## EXERCISE REQUIREMENTS
Transcribe every line exactly and omit anything that is a picture.

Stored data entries
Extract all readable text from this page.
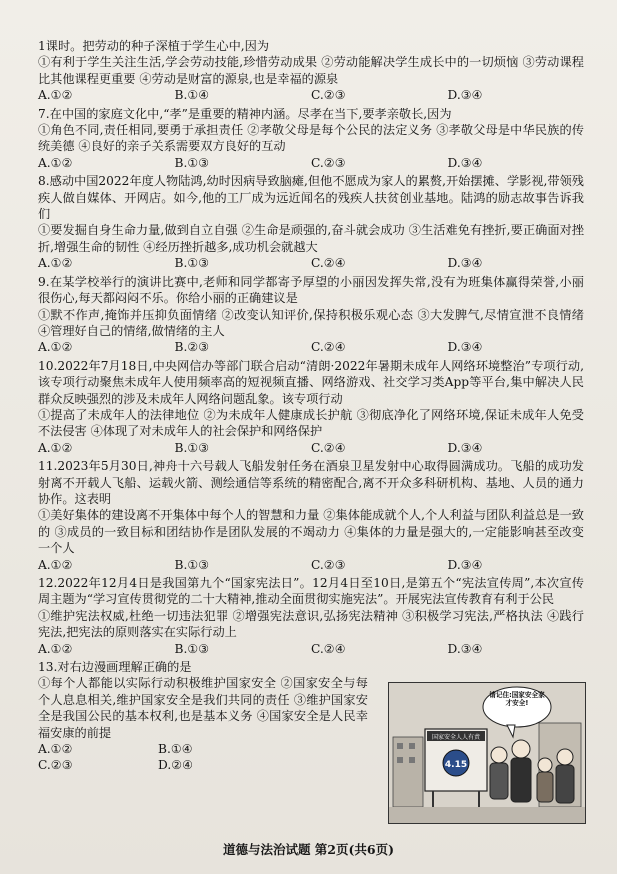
1课时。把劳动的种子深植于学生心中,因为
①有利于学生关注生活,学会劳动技能,珍惜劳动成果 ②劳动能解决学生成长中的一切烦恼 ③劳动课程比其他课程更重要 ④劳动是财富的源泉,也是幸福的源泉
A.①②	B.①④	C.②③	D.③④
7.在中国的家庭文化中,“孝”是重要的精神内涵。尽孝在当下,要孝亲敬长,因为
①角色不同,责任相同,要勇于承担责任 ②孝敬父母是每个公民的法定义务 ③孝敬父母是中华民族的传统美德 ④良好的亲子关系需要双方良好的互动
A.①②	B.①③	C.②③	D.③④
8.感动中国2022年度人物陆鸿,幼时因病导致脑瘫,但他不愿成为家人的累赘,开始摆摊、学影视,带领残疾人做自媒体、开网店。如今,他的工厂成为远近闻名的残疾人扶贫创业基地。陆鸿的励志故事告诉我们
①要发掘自身生命力量,做到自立自强 ②生命是顽强的,奋斗就会成功 ③生活难免有挫折,要正确面对挫折,增强生命的韧性 ④经历挫折越多,成功机会就越大
A.①②	B.①③	C.②④	D.③④
9.在某学校举行的演讲比赛中,老师和同学都寄予厚望的小丽因发挥失常,没有为班集体赢得荣誉,小丽很伤心,每天都闷闷不乐。你给小丽的正确建议是
①默不作声,掩饰并压抑负面情绪 ②改变认知评价,保持积极乐观心态 ③大发脾气,尽情宣泄不良情绪 ④管理好自己的情绪,做情绪的主人
A.①②	B.②③	C.②④	D.③④
10.2022年7月18日,中央网信办等部门联合启动“清朗·2022年暑期未成年人网络环境整治”专项行动,该专项行动聚焦未成年人使用频率高的短视频直播、网络游戏、社交学习类App等平台,集中解决人民群众反映强烈的涉及未成年人网络问题乱象。该专项行动
①提高了未成年人的法律地位 ②为未成年人健康成长护航 ③彻底净化了网络环境,保证未成年人免受不法侵害 ④体现了对未成年人的社会保护和网络保护
A.①②	B.①③	C.②④	D.③④
11.2023年5月30日,神舟十六号载人飞船发射任务在酒泉卫星发射中心取得圆满成功。飞船的成功发射离不开载人飞船、运载火箭、测绘通信等系统的精密配合,离不开众多科研机构、基地、人员的通力协作。这表明
①美好集体的建设离不开集体中每个人的智慧和力量 ②集体能成就个人,个人利益与团队利益总是一致的 ③成员的一致目标和团结协作是团队发展的不竭动力 ④集体的力量是强大的,一定能影响甚至改变一个人
A.①②	B.①③	C.②③	D.③④
12.2022年12月4日是我国第九个“国家宪法日”。12月4日至10日,是第五个“宪法宣传周”,本次宣传周主题为“学习宣传贯彻党的二十大精神,推动全面贯彻实施宪法”。开展宪法宣传教育有利于公民
①维护宪法权威,杜绝一切违法犯罪 ②增强宪法意识,弘扬宪法精神 ③积极学习宪法,严格执法 ④践行宪法,把宪法的原则落实在实际行动上
A.①②	B.①③	C.②④	D.③④
13.对右边漫画理解正确的是
①每个人都能以实际行动积极维护国家安全 ②国家安全与每个人息息相关,维护国家安全是我们共同的责任 ③维护国家安全是我国公民的基本权利,也是基本义务 ④国家安全是人民幸福安康的前提
A.①②	B.①④
C.②③	D.②④
国家安全人人有责
4.15
请记住:国家安全家才安全!
道德与法治试题 第2页(共6页)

## FINAL ANSWER
Extract all readable text from this page.
1课时。把劳动的种子深植于学生心中,因为
①有利于学生关注生活,学会劳动技能,珍惜劳动成果 ②劳动能解决学生成长中的一切烦恼 ③劳动课程比其他课程更重要 ④劳动是财富的源泉,也是幸福的源泉
A.①②	B.①④	C.②③	D.③④
7.在中国的家庭文化中,“孝”是重要的精神内涵。尽孝在当下,要孝亲敬长,因为
①角色不同,责任相同,要勇于承担责任 ②孝敬父母是每个公民的法定义务 ③孝敬父母是中华民族的传统美德 ④良好的亲子关系需要双方良好的互动
A.①②	B.①③	C.②③	D.③④
8.感动中国2022年度人物陆鸿,幼时因病导致脑瘫,但他不愿成为家人的累赘,开始摆摊、学影视,带领残疾人做自媒体、开网店。如今,他的工厂成为远近闻名的残疾人扶贫创业基地。陆鸿的励志故事告诉我们
①要发掘自身生命力量,做到自立自强 ②生命是顽强的,奋斗就会成功 ③生活难免有挫折,要正确面对挫折,增强生命的韧性 ④经历挫折越多,成功机会就越大
A.①②	B.①③	C.②④	D.③④
9.在某学校举行的演讲比赛中,老师和同学都寄予厚望的小丽因发挥失常,没有为班集体赢得荣誉,小丽很伤心,每天都闷闷不乐。你给小丽的正确建议是
①默不作声,掩饰并压抑负面情绪 ②改变认知评价,保持积极乐观心态 ③大发脾气,尽情宣泄不良情绪 ④管理好自己的情绪,做情绪的主人
A.①②	B.②③	C.②④	D.③④
10.2022年7月18日,中央网信办等部门联合启动“清朗·2022年暑期未成年人网络环境整治”专项行动,该专项行动聚焦未成年人使用频率高的短视频直播、网络游戏、社交学习类App等平台,集中解决人民群众反映强烈的涉及未成年人网络问题乱象。该专项行动
①提高了未成年人的法律地位 ②为未成年人健康成长护航 ③彻底净化了网络环境,保证未成年人免受不法侵害 ④体现了对未成年人的社会保护和网络保护
A.①②	B.①③	C.②④	D.③④
11.2023年5月30日,神舟十六号载人飞船发射任务在酒泉卫星发射中心取得圆满成功。飞船的成功发射离不开载人飞船、运载火箭、测绘通信等系统的精密配合,离不开众多科研机构、基地、人员的通力协作。这表明
①美好集体的建设离不开集体中每个人的智慧和力量 ②集体能成就个人,个人利益与团队利益总是一致的 ③成员的一致目标和团结协作是团队发展的不竭动力 ④集体的力量是强大的,一定能影响甚至改变一个人
A.①②	B.①③	C.②③	D.③④
12.2022年12月4日是我国第九个“国家宪法日”。12月4日至10日,是第五个“宪法宣传周”,本次宣传周主题为“学习宣传贯彻党的二十大精神,推动全面贯彻实施宪法”。开展宪法宣传教育有利于公民
①维护宪法权威,杜绝一切违法犯罪 ②增强宪法意识,弘扬宪法精神 ③积极学习宪法,严格执法 ④践行宪法,把宪法的原则落实在实际行动上
A.①②	B.①③	C.②④	D.③④
13.对右边漫画理解正确的是
①每个人都能以实际行动积极维护国家安全 ②国家安全与每个人息息相关,维护国家安全是我们共同的责任 ③维护国家安全是我国公民的基本权利,也是基本义务 ④国家安全是人民幸福安康的前提
A.①②	B.①④
C.②③	D.②④
国家安全人人有责
4.15
请记住:国家安全家才安全!
道德与法治试题 第2页(共6页)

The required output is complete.